§ **Exercise instructions**:
Scan the data below for the string "Johdannaissopimukset". Show every line where it turns up.
## BEGIN Entries supplied
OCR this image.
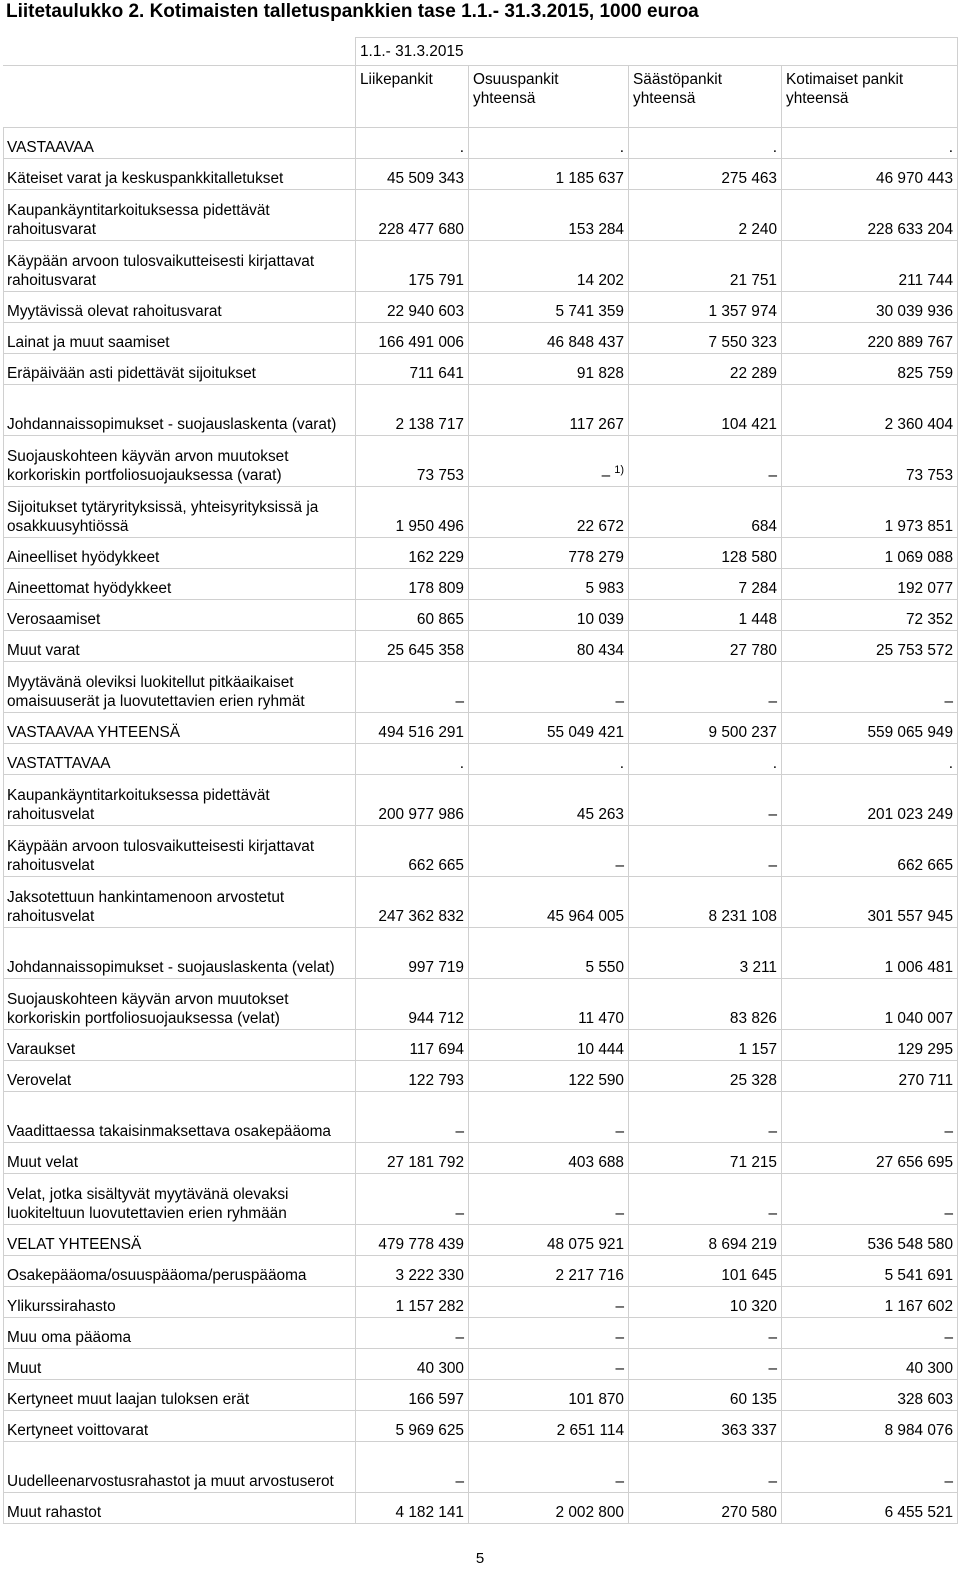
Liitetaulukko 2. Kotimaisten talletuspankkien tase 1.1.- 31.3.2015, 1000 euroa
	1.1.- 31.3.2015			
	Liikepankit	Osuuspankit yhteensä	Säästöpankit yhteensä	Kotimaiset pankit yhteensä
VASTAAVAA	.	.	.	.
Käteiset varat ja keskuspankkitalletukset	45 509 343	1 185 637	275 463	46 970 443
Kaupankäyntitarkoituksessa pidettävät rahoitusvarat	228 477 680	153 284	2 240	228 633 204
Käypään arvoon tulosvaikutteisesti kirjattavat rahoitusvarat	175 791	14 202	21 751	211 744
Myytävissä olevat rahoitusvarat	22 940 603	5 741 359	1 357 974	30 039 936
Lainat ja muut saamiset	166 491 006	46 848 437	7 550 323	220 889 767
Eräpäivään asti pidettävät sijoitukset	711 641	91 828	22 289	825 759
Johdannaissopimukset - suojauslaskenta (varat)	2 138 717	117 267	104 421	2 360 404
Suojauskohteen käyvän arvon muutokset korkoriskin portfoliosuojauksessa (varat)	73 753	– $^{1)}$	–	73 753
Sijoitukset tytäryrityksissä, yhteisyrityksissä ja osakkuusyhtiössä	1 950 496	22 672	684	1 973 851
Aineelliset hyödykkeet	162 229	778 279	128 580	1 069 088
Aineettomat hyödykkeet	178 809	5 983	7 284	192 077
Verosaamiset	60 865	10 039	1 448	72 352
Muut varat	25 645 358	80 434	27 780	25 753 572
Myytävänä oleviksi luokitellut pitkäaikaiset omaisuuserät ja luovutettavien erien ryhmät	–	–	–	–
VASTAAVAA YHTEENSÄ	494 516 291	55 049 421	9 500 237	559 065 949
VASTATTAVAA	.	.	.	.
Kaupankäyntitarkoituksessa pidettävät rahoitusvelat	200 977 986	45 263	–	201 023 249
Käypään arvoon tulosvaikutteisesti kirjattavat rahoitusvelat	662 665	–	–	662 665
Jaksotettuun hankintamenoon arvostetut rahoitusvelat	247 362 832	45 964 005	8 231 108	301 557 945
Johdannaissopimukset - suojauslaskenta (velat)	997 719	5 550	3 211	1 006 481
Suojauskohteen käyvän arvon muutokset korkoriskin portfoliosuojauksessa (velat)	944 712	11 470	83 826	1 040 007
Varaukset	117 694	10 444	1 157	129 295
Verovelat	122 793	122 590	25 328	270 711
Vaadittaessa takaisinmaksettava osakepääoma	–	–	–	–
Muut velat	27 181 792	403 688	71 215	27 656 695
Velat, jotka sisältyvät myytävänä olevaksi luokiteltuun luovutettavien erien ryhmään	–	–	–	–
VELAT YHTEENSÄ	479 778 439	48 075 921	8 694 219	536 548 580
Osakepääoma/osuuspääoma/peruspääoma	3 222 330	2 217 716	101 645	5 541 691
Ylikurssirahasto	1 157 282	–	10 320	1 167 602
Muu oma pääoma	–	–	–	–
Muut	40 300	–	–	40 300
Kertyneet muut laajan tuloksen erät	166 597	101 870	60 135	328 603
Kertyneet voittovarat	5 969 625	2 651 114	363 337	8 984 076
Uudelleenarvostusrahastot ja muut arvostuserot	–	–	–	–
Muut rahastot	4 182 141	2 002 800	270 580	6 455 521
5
## END Entries supplied
## BEGIN Entries supplied
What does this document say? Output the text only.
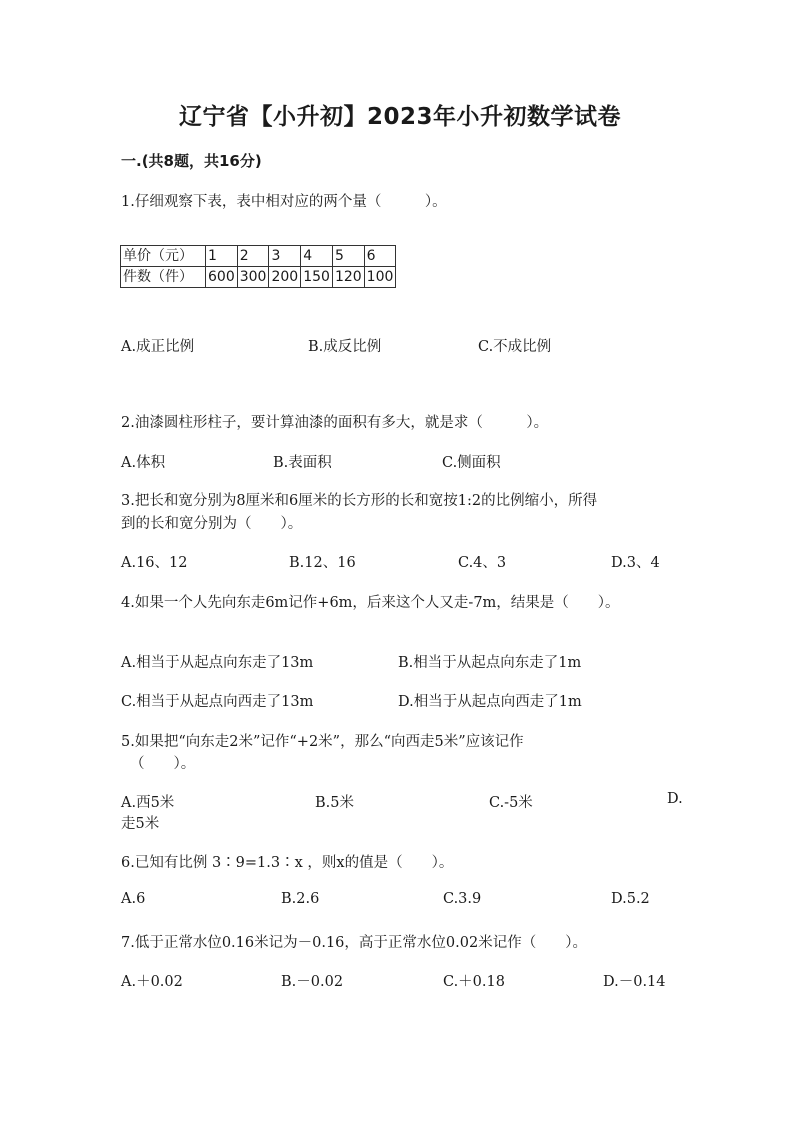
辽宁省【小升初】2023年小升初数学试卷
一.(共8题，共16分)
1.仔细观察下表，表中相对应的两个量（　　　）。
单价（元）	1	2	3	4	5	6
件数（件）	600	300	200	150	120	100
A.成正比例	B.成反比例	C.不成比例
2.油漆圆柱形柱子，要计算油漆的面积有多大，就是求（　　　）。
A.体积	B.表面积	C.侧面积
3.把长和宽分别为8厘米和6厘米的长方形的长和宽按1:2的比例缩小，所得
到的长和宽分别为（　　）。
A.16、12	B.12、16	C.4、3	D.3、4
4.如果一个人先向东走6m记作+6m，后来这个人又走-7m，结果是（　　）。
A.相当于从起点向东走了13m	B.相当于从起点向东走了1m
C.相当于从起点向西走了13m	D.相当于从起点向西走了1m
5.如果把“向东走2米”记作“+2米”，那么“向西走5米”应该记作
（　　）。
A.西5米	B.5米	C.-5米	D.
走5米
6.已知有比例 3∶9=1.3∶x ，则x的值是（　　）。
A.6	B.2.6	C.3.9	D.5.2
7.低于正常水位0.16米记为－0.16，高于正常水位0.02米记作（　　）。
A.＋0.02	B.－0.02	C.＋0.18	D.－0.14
## END Entries supplied
§ **Right answer**:
Johdannaissopimukset - suojauslaskenta (varat)	2 138 717	117 267	104 421	2 360 404
Johdannaissopimukset - suojauslaskenta (velat)	997 719	5 550	3 211	1 006 481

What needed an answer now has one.